* Start Data records *

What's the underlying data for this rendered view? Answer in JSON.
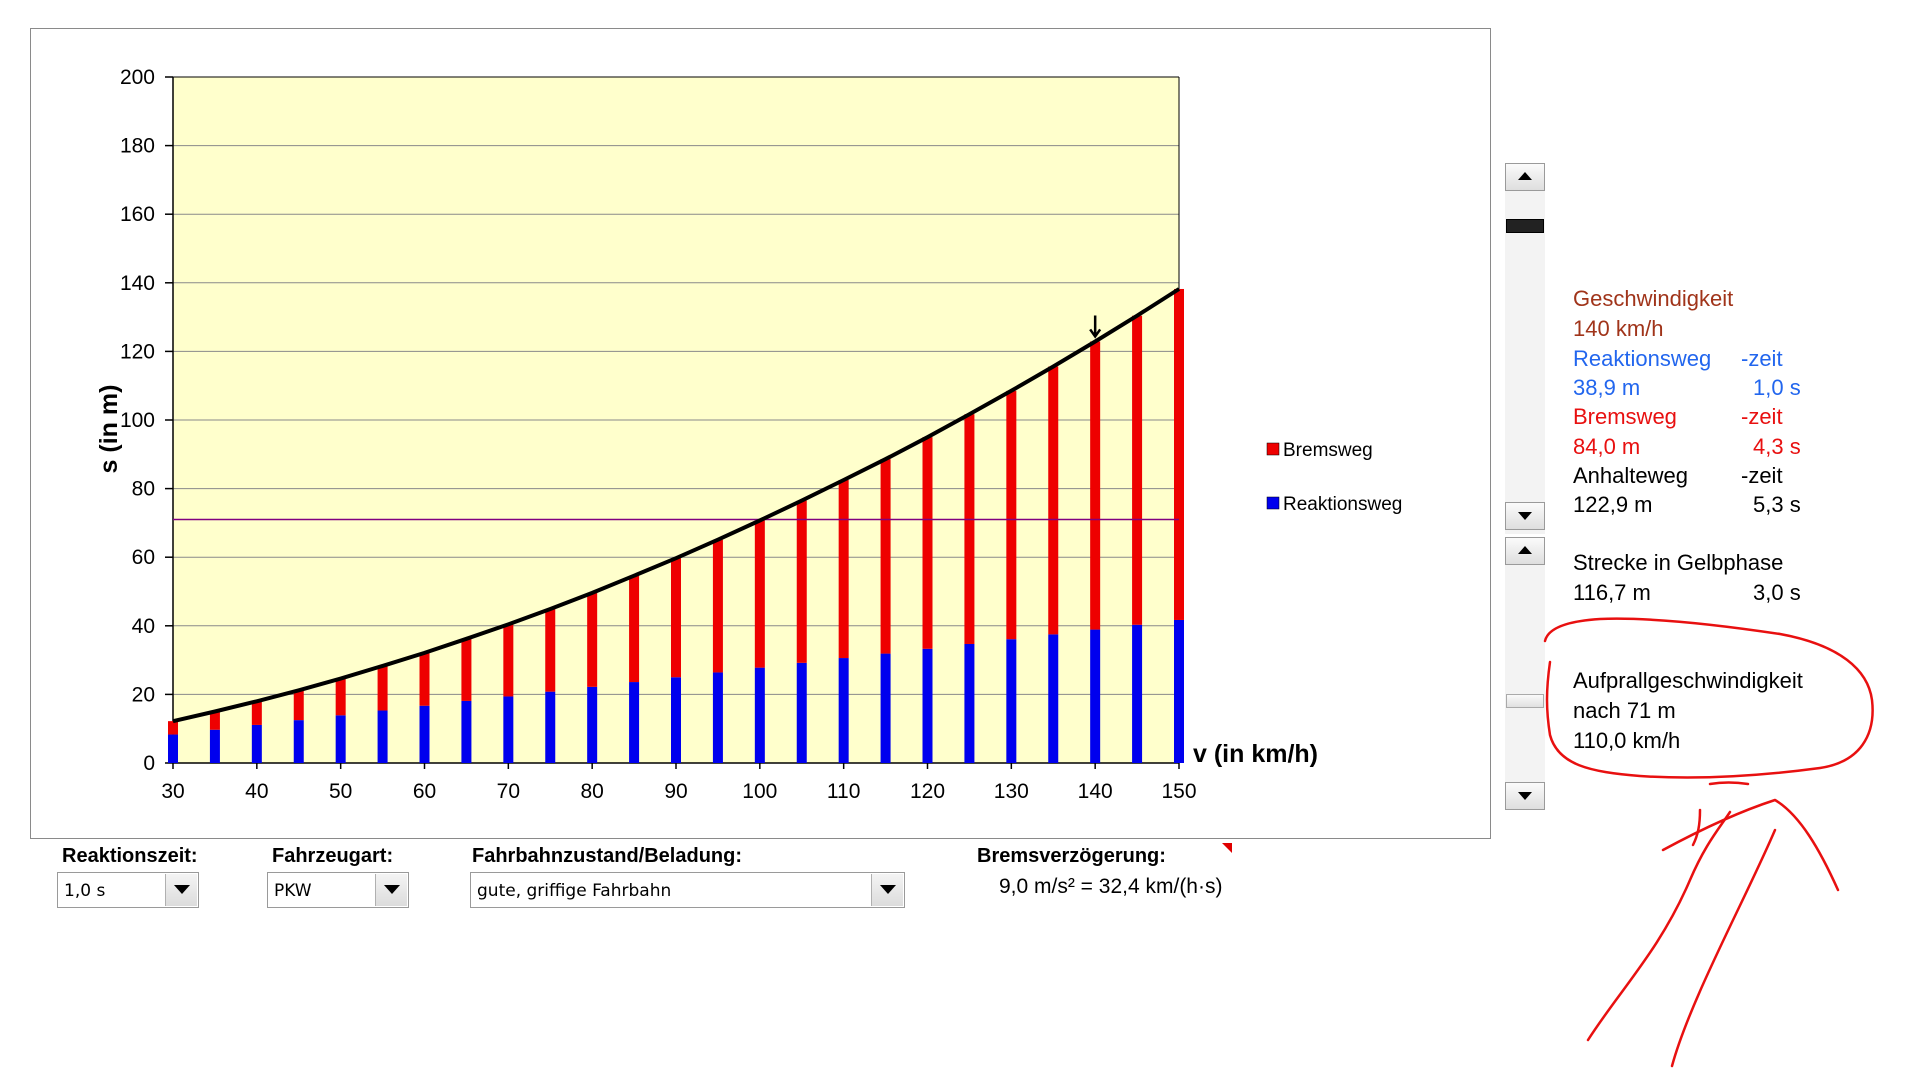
{
  "chart_data": {
    "type": "bar",
    "stacked": true,
    "categories": [
      "30",
      "35",
      "40",
      "45",
      "50",
      "55",
      "60",
      "65",
      "70",
      "75",
      "80",
      "85",
      "90",
      "95",
      "100",
      "105",
      "110",
      "115",
      "120",
      "125",
      "130",
      "135",
      "140",
      "145",
      "150"
    ],
    "series": [
      {
        "name": "Reaktionsweg",
        "color": "#0000ee",
        "values": [
          8.3,
          9.7,
          11.1,
          12.5,
          13.9,
          15.3,
          16.7,
          18.1,
          19.4,
          20.8,
          22.2,
          23.6,
          25.0,
          26.4,
          27.8,
          29.2,
          30.6,
          31.9,
          33.3,
          34.7,
          36.1,
          37.5,
          38.9,
          40.3,
          41.7
        ]
      },
      {
        "name": "Bremsweg",
        "color": "#ee0000",
        "values": [
          3.9,
          5.3,
          6.9,
          8.7,
          10.7,
          13.0,
          15.4,
          18.1,
          21.0,
          24.1,
          27.4,
          31.0,
          34.7,
          38.7,
          42.9,
          47.3,
          51.9,
          56.7,
          61.7,
          67.0,
          72.4,
          78.1,
          84.0,
          90.1,
          96.5
        ]
      }
    ],
    "xlabel": "v (in km/h)",
    "ylabel": "s (in m)",
    "ylim": [
      0,
      200
    ],
    "yticks": [
      "0",
      "20",
      "40",
      "60",
      "80",
      "100",
      "120",
      "140",
      "160",
      "180",
      "200"
    ],
    "xticks": [
      "30",
      "40",
      "50",
      "60",
      "70",
      "80",
      "90",
      "100",
      "110",
      "120",
      "130",
      "140",
      "150"
    ],
    "xlim": [
      30,
      150
    ],
    "threshold_line_y": 71,
    "threshold_line_color": "#800080",
    "marker_arrow_x": 140,
    "curve_color": "#000000",
    "plot_background": "#ffffcc",
    "grid": true,
    "legend_placement": "right",
    "legend": [
      "Bremsweg",
      "Reaktionsweg"
    ]
  },
  "controls": {
    "reaction_time_label": "Reaktionszeit:",
    "reaction_time_value": "1,0 s",
    "vehicle_label": "Fahrzeugart:",
    "vehicle_value": "PKW",
    "road_label": "Fahrbahnzustand/Beladung:",
    "road_value": "gute, griffige Fahrbahn",
    "decel_label": "Bremsverzögerung:",
    "decel_value": "9,0 m/s² = 32,4 km/(h·s)"
  },
  "info": {
    "speed_label": "Geschwindigkeit",
    "speed_value": "140 km/h",
    "reaction_label": "Reaktionsweg",
    "reaction_time_label": "-zeit",
    "reaction_distance": "38,9 m",
    "reaction_time": "1,0 s",
    "brake_label": "Bremsweg",
    "brake_time_label": "-zeit",
    "brake_distance": "84,0 m",
    "brake_time": "4,3 s",
    "stop_label": "Anhalteweg",
    "stop_time_label": "-zeit",
    "stop_distance": "122,9 m",
    "stop_time": "5,3 s",
    "yellow_label": "Strecke in Gelbphase",
    "yellow_distance": "116,7 m",
    "yellow_time": "3,0 s",
    "impact_label": "Aufprallgeschwindigkeit",
    "impact_after": "nach 71 m",
    "impact_speed": "110,0 km/h"
  },
  "colors": {
    "speed": "#a0341a",
    "reaction": "#2266ee",
    "brake": "#e81010",
    "annotation": "#e81010"
  }
}
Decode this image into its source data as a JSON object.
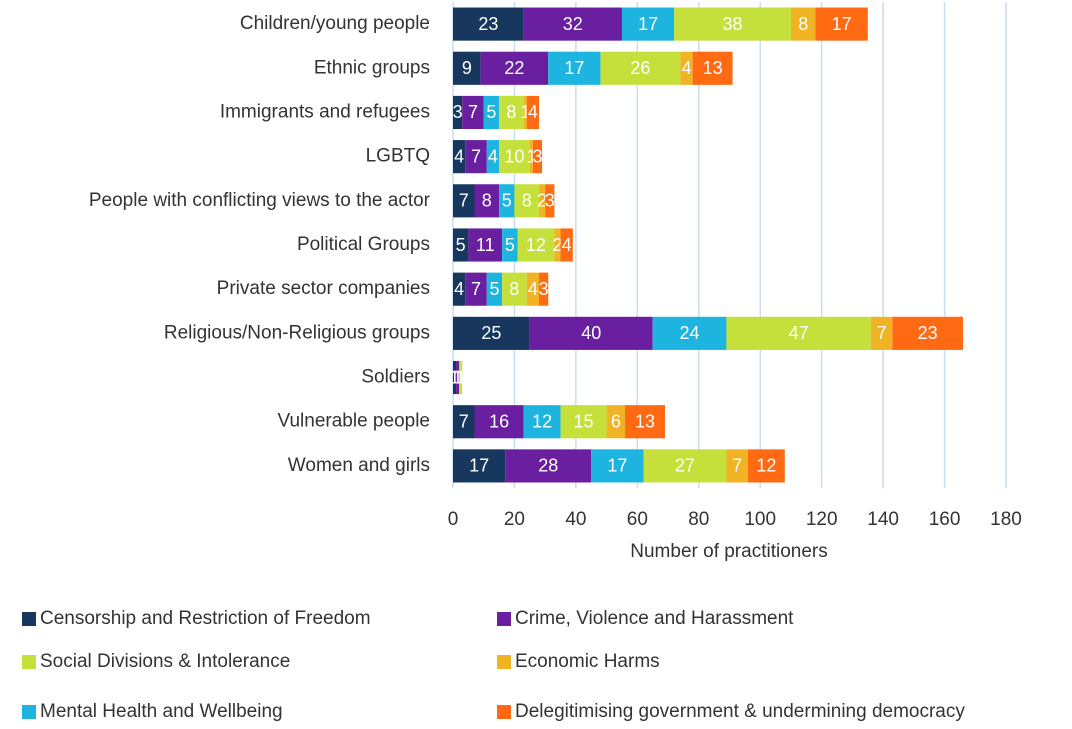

* End Data records *

* _Exercise goal_
Output the data above without changes, apart from leaving out the pictures.

* _Written response_
What's the underlying data for this rendered view? Answer in JSON.
{
  "chart_data": {
    "type": "bar",
    "stacked": true,
    "categories": [
      "30",
      "35",
      "40",
      "45",
      "50",
      "55",
      "60",
      "65",
      "70",
      "75",
      "80",
      "85",
      "90",
      "95",
      "100",
      "105",
      "110",
      "115",
      "120",
      "125",
      "130",
      "135",
      "140",
      "145",
      "150"
    ],
    "series": [
      {
        "name": "Reaktionsweg",
        "color": "#0000ee",
        "values": [
          8.3,
          9.7,
          11.1,
          12.5,
          13.9,
          15.3,
          16.7,
          18.1,
          19.4,
          20.8,
          22.2,
          23.6,
          25.0,
          26.4,
          27.8,
          29.2,
          30.6,
          31.9,
          33.3,
          34.7,
          36.1,
          37.5,
          38.9,
          40.3,
          41.7
        ]
      },
      {
        "name": "Bremsweg",
        "color": "#ee0000",
        "values": [
          3.9,
          5.3,
          6.9,
          8.7,
          10.7,
          13.0,
          15.4,
          18.1,
          21.0,
          24.1,
          27.4,
          31.0,
          34.7,
          38.7,
          42.9,
          47.3,
          51.9,
          56.7,
          61.7,
          67.0,
          72.4,
          78.1,
          84.0,
          90.1,
          96.5
        ]
      }
    ],
    "xlabel": "v (in km/h)",
    "ylabel": "s (in m)",
    "ylim": [
      0,
      200
    ],
    "yticks": [
      "0",
      "20",
      "40",
      "60",
      "80",
      "100",
      "120",
      "140",
      "160",
      "180",
      "200"
    ],
    "xticks": [
      "30",
      "40",
      "50",
      "60",
      "70",
      "80",
      "90",
      "100",
      "110",
      "120",
      "130",
      "140",
      "150"
    ],
    "xlim": [
      30,
      150
    ],
    "threshold_line_y": 71,
    "threshold_line_color": "#800080",
    "marker_arrow_x": 140,
    "curve_color": "#000000",
    "plot_background": "#ffffcc",
    "grid": true,
    "legend_placement": "right",
    "legend": [
      "Bremsweg",
      "Reaktionsweg"
    ]
  },
  "controls": {
    "reaction_time_label": "Reaktionszeit:",
    "reaction_time_value": "1,0 s",
    "vehicle_label": "Fahrzeugart:",
    "vehicle_value": "PKW",
    "road_label": "Fahrbahnzustand/Beladung:",
    "road_value": "gute, griffige Fahrbahn",
    "decel_label": "Bremsverzögerung:",
    "decel_value": "9,0 m/s² = 32,4 km/(h·s)"
  },
  "info": {
    "speed_label": "Geschwindigkeit",
    "speed_value": "140 km/h",
    "reaction_label": "Reaktionsweg",
    "reaction_time_label": "-zeit",
    "reaction_distance": "38,9 m",
    "reaction_time": "1,0 s",
    "brake_label": "Bremsweg",
    "brake_time_label": "-zeit",
    "brake_distance": "84,0 m",
    "brake_time": "4,3 s",
    "stop_label": "Anhalteweg",
    "stop_time_label": "-zeit",
    "stop_distance": "122,9 m",
    "stop_time": "5,3 s",
    "yellow_label": "Strecke in Gelbphase",
    "yellow_distance": "116,7 m",
    "yellow_time": "3,0 s",
    "impact_label": "Aufprallgeschwindigkeit",
    "impact_after": "nach 71 m",
    "impact_speed": "110,0 km/h"
  },
  "colors": {
    "speed": "#a0341a",
    "reaction": "#2266ee",
    "brake": "#e81010",
    "annotation": "#e81010"
  }
}
Decode this image into its source data as a JSON object.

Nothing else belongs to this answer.